Stored data:
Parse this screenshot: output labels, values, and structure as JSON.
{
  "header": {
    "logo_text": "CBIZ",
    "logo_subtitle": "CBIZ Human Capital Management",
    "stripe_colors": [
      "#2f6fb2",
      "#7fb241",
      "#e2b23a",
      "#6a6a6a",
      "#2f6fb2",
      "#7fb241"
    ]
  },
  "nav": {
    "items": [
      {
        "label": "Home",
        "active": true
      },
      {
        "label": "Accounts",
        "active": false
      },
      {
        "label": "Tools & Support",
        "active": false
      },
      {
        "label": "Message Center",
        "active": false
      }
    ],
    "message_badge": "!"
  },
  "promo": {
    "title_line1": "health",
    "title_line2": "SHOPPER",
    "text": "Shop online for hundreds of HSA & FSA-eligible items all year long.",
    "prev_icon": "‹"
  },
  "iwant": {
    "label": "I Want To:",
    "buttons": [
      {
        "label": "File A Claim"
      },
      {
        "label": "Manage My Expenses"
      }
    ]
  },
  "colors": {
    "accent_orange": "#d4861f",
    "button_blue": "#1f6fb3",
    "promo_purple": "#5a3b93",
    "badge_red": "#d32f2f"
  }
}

# What you should do
Write every line of the material above again, exactly.

# Final result
Parse this screenshot: output labels, values, and structure as JSON.
{
  "header": {
    "logo_text": "CBIZ",
    "logo_subtitle": "CBIZ Human Capital Management",
    "stripe_colors": [
      "#2f6fb2",
      "#7fb241",
      "#e2b23a",
      "#6a6a6a",
      "#2f6fb2",
      "#7fb241"
    ]
  },
  "nav": {
    "items": [
      {
        "label": "Home",
        "active": true
      },
      {
        "label": "Accounts",
        "active": false
      },
      {
        "label": "Tools & Support",
        "active": false
      },
      {
        "label": "Message Center",
        "active": false
      }
    ],
    "message_badge": "!"
  },
  "promo": {
    "title_line1": "health",
    "title_line2": "SHOPPER",
    "text": "Shop online for hundreds of HSA & FSA-eligible items all year long.",
    "prev_icon": "‹"
  },
  "iwant": {
    "label": "I Want To:",
    "buttons": [
      {
        "label": "File A Claim"
      },
      {
        "label": "Manage My Expenses"
      }
    ]
  },
  "colors": {
    "accent_orange": "#d4861f",
    "button_blue": "#1f6fb3",
    "promo_purple": "#5a3b93",
    "badge_red": "#d32f2f"
  }
}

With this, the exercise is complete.